DATA FOR THE TASK
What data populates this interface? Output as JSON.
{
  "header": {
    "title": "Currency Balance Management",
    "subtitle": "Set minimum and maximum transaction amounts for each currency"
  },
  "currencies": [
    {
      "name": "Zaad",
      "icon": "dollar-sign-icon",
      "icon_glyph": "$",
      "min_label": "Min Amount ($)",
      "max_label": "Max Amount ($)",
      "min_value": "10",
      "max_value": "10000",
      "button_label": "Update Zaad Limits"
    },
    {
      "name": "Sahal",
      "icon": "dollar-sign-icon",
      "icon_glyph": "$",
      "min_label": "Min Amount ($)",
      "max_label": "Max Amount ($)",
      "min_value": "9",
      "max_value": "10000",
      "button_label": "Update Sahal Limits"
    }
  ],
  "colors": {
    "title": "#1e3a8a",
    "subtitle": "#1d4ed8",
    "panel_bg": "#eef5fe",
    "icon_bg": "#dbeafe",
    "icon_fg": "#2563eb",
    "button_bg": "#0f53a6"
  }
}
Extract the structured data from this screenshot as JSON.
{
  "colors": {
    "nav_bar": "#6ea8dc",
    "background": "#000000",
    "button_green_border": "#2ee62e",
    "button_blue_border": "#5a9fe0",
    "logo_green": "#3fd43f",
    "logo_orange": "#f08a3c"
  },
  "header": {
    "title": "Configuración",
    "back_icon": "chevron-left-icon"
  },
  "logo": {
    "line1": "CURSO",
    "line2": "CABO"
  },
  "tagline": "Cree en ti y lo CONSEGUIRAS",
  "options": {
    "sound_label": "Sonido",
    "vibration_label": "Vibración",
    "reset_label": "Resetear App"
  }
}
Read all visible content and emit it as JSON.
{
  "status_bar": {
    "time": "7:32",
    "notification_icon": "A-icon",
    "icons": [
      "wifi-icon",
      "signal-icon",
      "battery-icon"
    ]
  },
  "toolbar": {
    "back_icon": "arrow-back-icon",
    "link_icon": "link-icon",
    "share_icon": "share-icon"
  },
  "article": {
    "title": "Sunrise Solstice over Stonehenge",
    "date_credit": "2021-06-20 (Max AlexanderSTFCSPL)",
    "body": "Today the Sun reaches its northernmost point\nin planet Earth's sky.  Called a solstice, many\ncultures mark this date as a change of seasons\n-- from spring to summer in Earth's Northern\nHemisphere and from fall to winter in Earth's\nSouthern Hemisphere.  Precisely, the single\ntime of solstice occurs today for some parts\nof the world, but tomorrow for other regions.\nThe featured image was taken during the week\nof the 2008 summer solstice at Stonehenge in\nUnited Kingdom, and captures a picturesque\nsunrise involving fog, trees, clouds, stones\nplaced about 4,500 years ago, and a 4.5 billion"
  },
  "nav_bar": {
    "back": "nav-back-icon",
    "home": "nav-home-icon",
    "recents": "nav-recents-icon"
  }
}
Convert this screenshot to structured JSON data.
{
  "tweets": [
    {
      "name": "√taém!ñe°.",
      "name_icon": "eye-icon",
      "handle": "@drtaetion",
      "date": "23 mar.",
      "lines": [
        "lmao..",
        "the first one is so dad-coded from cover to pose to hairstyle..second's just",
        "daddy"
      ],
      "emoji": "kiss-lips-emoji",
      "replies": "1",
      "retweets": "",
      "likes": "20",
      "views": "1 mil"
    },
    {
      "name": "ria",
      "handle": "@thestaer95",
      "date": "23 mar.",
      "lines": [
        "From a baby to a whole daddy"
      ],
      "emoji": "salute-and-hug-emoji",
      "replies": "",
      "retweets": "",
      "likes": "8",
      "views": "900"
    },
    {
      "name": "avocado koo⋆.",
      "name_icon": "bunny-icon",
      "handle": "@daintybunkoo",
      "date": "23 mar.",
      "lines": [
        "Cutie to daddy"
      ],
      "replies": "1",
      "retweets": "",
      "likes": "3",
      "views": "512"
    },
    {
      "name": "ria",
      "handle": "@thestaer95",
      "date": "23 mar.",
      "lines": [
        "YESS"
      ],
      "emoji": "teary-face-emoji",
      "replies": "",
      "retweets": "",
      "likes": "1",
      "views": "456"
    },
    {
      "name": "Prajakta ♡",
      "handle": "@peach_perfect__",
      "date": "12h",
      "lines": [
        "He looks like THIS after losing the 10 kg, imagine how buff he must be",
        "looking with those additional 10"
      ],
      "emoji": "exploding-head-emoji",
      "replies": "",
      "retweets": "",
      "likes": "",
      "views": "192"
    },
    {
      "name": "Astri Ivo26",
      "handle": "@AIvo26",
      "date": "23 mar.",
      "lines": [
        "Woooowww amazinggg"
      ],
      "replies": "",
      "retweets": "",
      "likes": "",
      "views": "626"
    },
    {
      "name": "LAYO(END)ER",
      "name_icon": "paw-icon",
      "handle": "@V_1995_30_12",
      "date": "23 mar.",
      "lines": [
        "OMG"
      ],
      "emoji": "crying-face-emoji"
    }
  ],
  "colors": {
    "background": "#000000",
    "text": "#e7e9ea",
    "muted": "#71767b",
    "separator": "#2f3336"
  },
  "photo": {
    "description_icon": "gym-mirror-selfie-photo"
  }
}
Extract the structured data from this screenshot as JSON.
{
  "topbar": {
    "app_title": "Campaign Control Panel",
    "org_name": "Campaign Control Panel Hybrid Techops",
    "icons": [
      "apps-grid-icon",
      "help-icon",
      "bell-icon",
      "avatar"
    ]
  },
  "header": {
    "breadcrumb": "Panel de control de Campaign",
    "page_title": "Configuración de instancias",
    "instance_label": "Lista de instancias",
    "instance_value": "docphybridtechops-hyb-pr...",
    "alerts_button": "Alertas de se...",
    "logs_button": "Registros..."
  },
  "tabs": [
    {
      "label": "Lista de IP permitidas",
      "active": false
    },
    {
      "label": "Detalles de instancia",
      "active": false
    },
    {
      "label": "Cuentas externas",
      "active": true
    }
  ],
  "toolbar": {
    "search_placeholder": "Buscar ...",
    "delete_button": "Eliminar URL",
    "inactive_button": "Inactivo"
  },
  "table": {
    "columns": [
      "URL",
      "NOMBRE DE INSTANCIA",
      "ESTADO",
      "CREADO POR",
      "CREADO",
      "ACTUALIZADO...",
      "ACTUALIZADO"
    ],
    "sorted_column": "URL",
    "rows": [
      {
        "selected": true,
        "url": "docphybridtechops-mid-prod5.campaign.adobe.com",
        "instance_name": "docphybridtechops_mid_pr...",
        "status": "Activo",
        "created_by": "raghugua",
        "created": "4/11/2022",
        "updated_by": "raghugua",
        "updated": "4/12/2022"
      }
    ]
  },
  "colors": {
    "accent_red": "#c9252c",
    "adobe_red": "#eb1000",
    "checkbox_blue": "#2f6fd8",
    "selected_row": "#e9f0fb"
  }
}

WHAT IS ASKED
Repeat the listing above without any change.

OUTPUT FOR THIS EXERCISE
What data populates this interface? Output as JSON.
{
  "header": {
    "title": "Currency Balance Management",
    "subtitle": "Set minimum and maximum transaction amounts for each currency"
  },
  "currencies": [
    {
      "name": "Zaad",
      "icon": "dollar-sign-icon",
      "icon_glyph": "$",
      "min_label": "Min Amount ($)",
      "max_label": "Max Amount ($)",
      "min_value": "10",
      "max_value": "10000",
      "button_label": "Update Zaad Limits"
    },
    {
      "name": "Sahal",
      "icon": "dollar-sign-icon",
      "icon_glyph": "$",
      "min_label": "Min Amount ($)",
      "max_label": "Max Amount ($)",
      "min_value": "9",
      "max_value": "10000",
      "button_label": "Update Sahal Limits"
    }
  ],
  "colors": {
    "title": "#1e3a8a",
    "subtitle": "#1d4ed8",
    "panel_bg": "#eef5fe",
    "icon_bg": "#dbeafe",
    "icon_fg": "#2563eb",
    "button_bg": "#0f53a6"
  }
}
Extract the structured data from this screenshot as JSON.
{
  "colors": {
    "nav_bar": "#6ea8dc",
    "background": "#000000",
    "button_green_border": "#2ee62e",
    "button_blue_border": "#5a9fe0",
    "logo_green": "#3fd43f",
    "logo_orange": "#f08a3c"
  },
  "header": {
    "title": "Configuración",
    "back_icon": "chevron-left-icon"
  },
  "logo": {
    "line1": "CURSO",
    "line2": "CABO"
  },
  "tagline": "Cree en ti y lo CONSEGUIRAS",
  "options": {
    "sound_label": "Sonido",
    "vibration_label": "Vibración",
    "reset_label": "Resetear App"
  }
}
Read all visible content and emit it as JSON.
{
  "status_bar": {
    "time": "7:32",
    "notification_icon": "A-icon",
    "icons": [
      "wifi-icon",
      "signal-icon",
      "battery-icon"
    ]
  },
  "toolbar": {
    "back_icon": "arrow-back-icon",
    "link_icon": "link-icon",
    "share_icon": "share-icon"
  },
  "article": {
    "title": "Sunrise Solstice over Stonehenge",
    "date_credit": "2021-06-20 (Max AlexanderSTFCSPL)",
    "body": "Today the Sun reaches its northernmost point\nin planet Earth's sky.  Called a solstice, many\ncultures mark this date as a change of seasons\n-- from spring to summer in Earth's Northern\nHemisphere and from fall to winter in Earth's\nSouthern Hemisphere.  Precisely, the single\ntime of solstice occurs today for some parts\nof the world, but tomorrow for other regions.\nThe featured image was taken during the week\nof the 2008 summer solstice at Stonehenge in\nUnited Kingdom, and captures a picturesque\nsunrise involving fog, trees, clouds, stones\nplaced about 4,500 years ago, and a 4.5 billion"
  },
  "nav_bar": {
    "back": "nav-back-icon",
    "home": "nav-home-icon",
    "recents": "nav-recents-icon"
  }
}
Convert this screenshot to structured JSON data.
{
  "tweets": [
    {
      "name": "√taém!ñe°.",
      "name_icon": "eye-icon",
      "handle": "@drtaetion",
      "date": "23 mar.",
      "lines": [
        "lmao..",
        "the first one is so dad-coded from cover to pose to hairstyle..second's just",
        "daddy"
      ],
      "emoji": "kiss-lips-emoji",
      "replies": "1",
      "retweets": "",
      "likes": "20",
      "views": "1 mil"
    },
    {
      "name": "ria",
      "handle": "@thestaer95",
      "date": "23 mar.",
      "lines": [
        "From a baby to a whole daddy"
      ],
      "emoji": "salute-and-hug-emoji",
      "replies": "",
      "retweets": "",
      "likes": "8",
      "views": "900"
    },
    {
      "name": "avocado koo⋆.",
      "name_icon": "bunny-icon",
      "handle": "@daintybunkoo",
      "date": "23 mar.",
      "lines": [
        "Cutie to daddy"
      ],
      "replies": "1",
      "retweets": "",
      "likes": "3",
      "views": "512"
    },
    {
      "name": "ria",
      "handle": "@thestaer95",
      "date": "23 mar.",
      "lines": [
        "YESS"
      ],
      "emoji": "teary-face-emoji",
      "replies": "",
      "retweets": "",
      "likes": "1",
      "views": "456"
    },
    {
      "name": "Prajakta ♡",
      "handle": "@peach_perfect__",
      "date": "12h",
      "lines": [
        "He looks like THIS after losing the 10 kg, imagine how buff he must be",
        "looking with those additional 10"
      ],
      "emoji": "exploding-head-emoji",
      "replies": "",
      "retweets": "",
      "likes": "",
      "views": "192"
    },
    {
      "name": "Astri Ivo26",
      "handle": "@AIvo26",
      "date": "23 mar.",
      "lines": [
        "Woooowww amazinggg"
      ],
      "replies": "",
      "retweets": "",
      "likes": "",
      "views": "626"
    },
    {
      "name": "LAYO(END)ER",
      "name_icon": "paw-icon",
      "handle": "@V_1995_30_12",
      "date": "23 mar.",
      "lines": [
        "OMG"
      ],
      "emoji": "crying-face-emoji"
    }
  ],
  "colors": {
    "background": "#000000",
    "text": "#e7e9ea",
    "muted": "#71767b",
    "separator": "#2f3336"
  },
  "photo": {
    "description_icon": "gym-mirror-selfie-photo"
  }
}
Extract the structured data from this screenshot as JSON.
{
  "topbar": {
    "app_title": "Campaign Control Panel",
    "org_name": "Campaign Control Panel Hybrid Techops",
    "icons": [
      "apps-grid-icon",
      "help-icon",
      "bell-icon",
      "avatar"
    ]
  },
  "header": {
    "breadcrumb": "Panel de control de Campaign",
    "page_title": "Configuración de instancias",
    "instance_label": "Lista de instancias",
    "instance_value": "docphybridtechops-hyb-pr...",
    "alerts_button": "Alertas de se...",
    "logs_button": "Registros..."
  },
  "tabs": [
    {
      "label": "Lista de IP permitidas",
      "active": false
    },
    {
      "label": "Detalles de instancia",
      "active": false
    },
    {
      "label": "Cuentas externas",
      "active": true
    }
  ],
  "toolbar": {
    "search_placeholder": "Buscar ...",
    "delete_button": "Eliminar URL",
    "inactive_button": "Inactivo"
  },
  "table": {
    "columns": [
      "URL",
      "NOMBRE DE INSTANCIA",
      "ESTADO",
      "CREADO POR",
      "CREADO",
      "ACTUALIZADO...",
      "ACTUALIZADO"
    ],
    "sorted_column": "URL",
    "rows": [
      {
        "selected": true,
        "url": "docphybridtechops-mid-prod5.campaign.adobe.com",
        "instance_name": "docphybridtechops_mid_pr...",
        "status": "Activo",
        "created_by": "raghugua",
        "created": "4/11/2022",
        "updated_by": "raghugua",
        "updated": "4/12/2022"
      }
    ]
  },
  "colors": {
    "accent_red": "#c9252c",
    "adobe_red": "#eb1000",
    "checkbox_blue": "#2f6fd8",
    "selected_row": "#e9f0fb"
  }
}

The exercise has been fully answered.